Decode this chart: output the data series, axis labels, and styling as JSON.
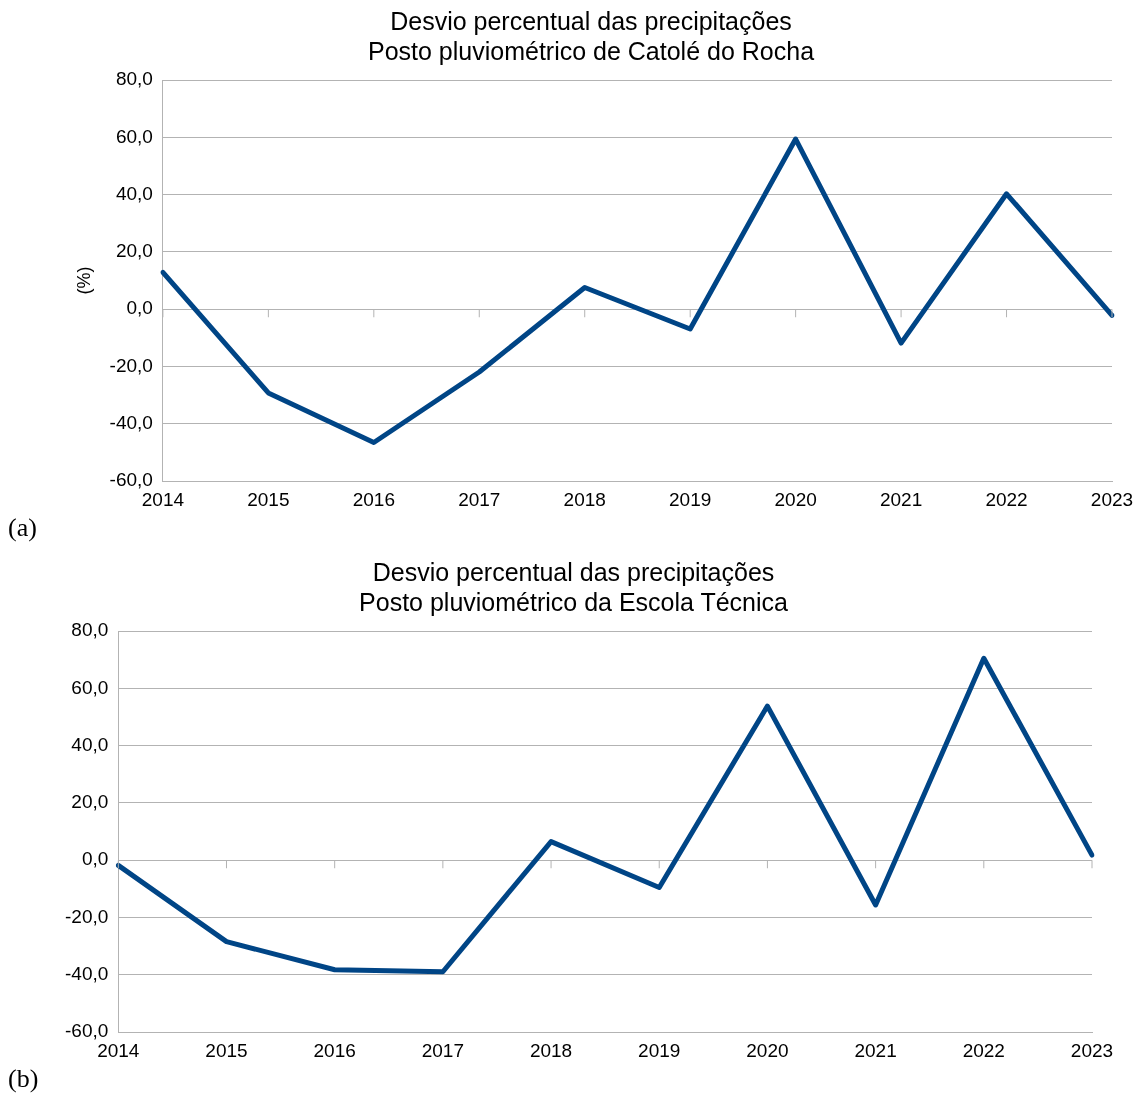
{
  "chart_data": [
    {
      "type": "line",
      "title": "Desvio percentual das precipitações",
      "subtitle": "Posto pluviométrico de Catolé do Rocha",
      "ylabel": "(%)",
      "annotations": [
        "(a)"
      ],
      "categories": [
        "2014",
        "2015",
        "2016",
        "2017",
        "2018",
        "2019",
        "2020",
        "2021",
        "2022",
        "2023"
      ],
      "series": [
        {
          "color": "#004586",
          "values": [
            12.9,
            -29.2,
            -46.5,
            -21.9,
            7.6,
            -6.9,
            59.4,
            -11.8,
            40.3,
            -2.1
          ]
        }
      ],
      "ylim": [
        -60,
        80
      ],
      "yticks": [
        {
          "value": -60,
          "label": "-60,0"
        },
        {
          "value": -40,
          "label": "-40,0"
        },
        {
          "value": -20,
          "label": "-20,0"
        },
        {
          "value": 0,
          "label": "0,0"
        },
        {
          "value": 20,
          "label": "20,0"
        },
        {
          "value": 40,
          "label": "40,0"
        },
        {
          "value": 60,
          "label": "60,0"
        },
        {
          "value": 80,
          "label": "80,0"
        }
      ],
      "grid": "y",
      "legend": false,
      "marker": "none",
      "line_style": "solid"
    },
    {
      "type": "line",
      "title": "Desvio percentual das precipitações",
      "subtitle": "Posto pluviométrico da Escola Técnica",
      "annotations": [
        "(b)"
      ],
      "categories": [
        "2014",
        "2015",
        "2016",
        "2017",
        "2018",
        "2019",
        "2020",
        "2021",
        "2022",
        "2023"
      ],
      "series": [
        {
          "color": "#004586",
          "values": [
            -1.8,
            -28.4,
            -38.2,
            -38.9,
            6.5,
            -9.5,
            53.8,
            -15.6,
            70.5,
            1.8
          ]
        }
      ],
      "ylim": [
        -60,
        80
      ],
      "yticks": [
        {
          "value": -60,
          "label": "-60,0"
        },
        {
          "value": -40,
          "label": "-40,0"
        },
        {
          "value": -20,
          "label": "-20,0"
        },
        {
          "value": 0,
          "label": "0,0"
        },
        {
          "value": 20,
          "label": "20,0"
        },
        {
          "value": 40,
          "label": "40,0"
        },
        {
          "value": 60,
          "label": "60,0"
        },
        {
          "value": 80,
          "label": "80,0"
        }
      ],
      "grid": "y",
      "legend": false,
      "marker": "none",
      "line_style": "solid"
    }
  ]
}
...
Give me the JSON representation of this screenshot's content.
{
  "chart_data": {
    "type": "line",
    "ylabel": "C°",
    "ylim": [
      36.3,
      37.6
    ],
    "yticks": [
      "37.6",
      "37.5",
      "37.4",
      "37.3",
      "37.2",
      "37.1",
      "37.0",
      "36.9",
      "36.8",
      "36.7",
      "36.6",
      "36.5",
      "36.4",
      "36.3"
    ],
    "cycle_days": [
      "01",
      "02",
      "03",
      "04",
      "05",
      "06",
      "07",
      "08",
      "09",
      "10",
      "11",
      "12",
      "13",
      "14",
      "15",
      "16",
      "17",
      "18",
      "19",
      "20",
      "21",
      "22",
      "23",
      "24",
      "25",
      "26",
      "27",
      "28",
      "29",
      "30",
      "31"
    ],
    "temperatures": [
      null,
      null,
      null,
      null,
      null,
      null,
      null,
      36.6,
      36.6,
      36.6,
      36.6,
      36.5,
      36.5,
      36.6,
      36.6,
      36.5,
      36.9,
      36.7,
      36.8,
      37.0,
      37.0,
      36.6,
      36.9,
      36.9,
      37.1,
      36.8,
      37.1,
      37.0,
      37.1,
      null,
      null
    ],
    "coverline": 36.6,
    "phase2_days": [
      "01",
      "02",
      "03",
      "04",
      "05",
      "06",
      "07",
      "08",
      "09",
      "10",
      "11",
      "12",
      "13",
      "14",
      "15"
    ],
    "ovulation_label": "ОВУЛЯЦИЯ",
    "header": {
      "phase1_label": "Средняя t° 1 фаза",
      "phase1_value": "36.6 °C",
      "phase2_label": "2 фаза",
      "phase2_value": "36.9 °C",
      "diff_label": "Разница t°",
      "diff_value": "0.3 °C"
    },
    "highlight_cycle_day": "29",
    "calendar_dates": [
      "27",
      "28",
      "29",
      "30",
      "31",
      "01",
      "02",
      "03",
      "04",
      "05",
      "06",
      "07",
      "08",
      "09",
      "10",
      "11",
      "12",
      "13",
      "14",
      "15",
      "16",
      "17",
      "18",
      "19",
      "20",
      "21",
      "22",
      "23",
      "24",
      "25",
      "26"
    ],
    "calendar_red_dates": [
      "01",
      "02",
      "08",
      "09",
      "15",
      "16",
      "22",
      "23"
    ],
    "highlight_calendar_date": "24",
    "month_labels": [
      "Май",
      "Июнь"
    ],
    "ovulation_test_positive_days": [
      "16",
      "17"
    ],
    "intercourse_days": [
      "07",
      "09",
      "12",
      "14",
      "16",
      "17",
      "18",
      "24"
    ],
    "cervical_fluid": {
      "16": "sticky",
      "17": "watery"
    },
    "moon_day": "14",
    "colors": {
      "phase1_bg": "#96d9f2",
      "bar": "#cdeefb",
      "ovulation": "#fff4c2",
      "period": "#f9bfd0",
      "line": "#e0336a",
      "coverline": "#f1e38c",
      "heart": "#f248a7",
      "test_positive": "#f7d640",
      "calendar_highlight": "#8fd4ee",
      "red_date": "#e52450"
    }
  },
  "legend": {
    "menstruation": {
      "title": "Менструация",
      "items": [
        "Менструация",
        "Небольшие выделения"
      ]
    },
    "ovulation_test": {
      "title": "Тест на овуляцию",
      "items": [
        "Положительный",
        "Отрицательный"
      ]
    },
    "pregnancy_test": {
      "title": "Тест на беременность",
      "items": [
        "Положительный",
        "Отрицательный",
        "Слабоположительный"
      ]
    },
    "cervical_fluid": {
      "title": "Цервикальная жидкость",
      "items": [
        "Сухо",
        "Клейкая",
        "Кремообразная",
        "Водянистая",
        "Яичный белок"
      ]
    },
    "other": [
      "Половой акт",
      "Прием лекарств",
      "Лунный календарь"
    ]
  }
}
==
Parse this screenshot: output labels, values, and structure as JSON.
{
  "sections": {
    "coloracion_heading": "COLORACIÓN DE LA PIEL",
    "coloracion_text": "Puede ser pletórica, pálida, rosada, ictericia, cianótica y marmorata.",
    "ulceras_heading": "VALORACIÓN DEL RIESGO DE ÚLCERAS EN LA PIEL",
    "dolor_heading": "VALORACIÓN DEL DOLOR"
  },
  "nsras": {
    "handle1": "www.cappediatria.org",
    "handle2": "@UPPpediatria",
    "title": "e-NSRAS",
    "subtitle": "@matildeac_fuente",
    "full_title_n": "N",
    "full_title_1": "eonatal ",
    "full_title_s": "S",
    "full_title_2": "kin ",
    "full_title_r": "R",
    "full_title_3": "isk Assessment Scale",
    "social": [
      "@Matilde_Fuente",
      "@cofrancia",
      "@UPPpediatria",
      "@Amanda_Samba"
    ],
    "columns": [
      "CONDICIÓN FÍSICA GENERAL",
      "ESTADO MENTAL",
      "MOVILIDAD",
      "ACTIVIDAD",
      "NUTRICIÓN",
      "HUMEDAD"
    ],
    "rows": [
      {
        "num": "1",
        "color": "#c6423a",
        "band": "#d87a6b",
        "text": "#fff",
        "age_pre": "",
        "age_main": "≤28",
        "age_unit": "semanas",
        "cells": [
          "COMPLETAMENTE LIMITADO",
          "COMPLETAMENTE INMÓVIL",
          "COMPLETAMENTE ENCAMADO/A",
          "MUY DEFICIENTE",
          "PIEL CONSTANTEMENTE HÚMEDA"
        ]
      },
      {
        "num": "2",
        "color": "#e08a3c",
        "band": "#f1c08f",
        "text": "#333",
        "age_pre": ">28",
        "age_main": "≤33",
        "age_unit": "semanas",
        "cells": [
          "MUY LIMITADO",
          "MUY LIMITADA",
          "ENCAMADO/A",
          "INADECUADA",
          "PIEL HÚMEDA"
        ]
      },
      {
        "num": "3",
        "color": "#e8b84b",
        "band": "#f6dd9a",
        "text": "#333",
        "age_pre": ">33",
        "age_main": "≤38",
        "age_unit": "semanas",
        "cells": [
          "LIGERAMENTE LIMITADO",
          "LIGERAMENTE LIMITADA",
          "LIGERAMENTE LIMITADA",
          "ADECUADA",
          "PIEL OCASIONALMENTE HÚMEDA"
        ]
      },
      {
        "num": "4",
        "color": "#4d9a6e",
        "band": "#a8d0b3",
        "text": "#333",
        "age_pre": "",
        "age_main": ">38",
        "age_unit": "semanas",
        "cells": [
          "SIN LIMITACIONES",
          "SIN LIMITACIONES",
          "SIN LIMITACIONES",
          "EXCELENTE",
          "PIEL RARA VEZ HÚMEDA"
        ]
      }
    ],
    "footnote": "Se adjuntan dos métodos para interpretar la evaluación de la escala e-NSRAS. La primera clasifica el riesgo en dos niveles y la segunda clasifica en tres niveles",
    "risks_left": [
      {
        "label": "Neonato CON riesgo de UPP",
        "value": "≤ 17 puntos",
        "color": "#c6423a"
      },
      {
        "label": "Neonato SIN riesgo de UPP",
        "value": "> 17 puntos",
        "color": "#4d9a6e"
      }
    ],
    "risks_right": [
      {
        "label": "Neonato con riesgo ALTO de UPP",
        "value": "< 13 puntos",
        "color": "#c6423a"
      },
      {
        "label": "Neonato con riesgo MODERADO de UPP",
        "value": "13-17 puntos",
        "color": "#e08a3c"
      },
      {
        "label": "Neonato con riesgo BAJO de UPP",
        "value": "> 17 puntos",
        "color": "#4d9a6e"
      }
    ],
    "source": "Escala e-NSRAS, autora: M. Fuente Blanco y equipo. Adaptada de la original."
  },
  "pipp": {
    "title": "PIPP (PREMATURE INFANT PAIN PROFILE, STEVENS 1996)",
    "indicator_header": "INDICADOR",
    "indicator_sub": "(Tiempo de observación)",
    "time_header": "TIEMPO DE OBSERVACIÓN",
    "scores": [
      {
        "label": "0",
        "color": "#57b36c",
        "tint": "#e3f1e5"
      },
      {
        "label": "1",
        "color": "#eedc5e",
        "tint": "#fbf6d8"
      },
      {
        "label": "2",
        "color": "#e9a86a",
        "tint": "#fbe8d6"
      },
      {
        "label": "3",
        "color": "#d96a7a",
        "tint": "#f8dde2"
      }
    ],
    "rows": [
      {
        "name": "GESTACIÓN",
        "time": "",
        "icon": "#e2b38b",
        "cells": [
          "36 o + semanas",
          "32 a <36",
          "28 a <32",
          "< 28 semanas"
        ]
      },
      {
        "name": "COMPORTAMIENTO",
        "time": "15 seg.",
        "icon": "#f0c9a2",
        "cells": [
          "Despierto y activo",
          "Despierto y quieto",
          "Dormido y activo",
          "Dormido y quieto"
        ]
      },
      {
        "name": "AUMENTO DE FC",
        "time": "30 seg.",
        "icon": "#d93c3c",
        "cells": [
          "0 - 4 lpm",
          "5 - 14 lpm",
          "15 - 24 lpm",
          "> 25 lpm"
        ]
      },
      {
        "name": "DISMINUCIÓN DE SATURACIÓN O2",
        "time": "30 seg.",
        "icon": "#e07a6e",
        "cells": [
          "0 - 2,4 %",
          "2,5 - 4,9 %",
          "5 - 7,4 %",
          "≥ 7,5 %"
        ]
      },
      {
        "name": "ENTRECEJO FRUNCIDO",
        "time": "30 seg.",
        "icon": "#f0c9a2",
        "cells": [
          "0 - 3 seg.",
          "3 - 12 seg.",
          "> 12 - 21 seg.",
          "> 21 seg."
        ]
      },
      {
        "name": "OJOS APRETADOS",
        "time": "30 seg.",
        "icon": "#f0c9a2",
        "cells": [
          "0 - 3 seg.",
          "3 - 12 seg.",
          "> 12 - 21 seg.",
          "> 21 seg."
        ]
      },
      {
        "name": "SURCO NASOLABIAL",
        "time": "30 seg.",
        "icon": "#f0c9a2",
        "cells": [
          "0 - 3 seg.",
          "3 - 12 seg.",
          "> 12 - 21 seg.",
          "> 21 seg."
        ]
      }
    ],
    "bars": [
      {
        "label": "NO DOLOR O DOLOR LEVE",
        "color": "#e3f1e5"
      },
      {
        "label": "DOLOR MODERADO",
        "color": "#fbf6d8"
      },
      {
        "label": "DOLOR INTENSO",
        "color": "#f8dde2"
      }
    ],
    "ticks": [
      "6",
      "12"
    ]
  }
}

* EXERCISE BRIEF: Only the number should be given: how many lines of the data contain the word "Тест"?

* ANSWER TO THE PROBLEM: 2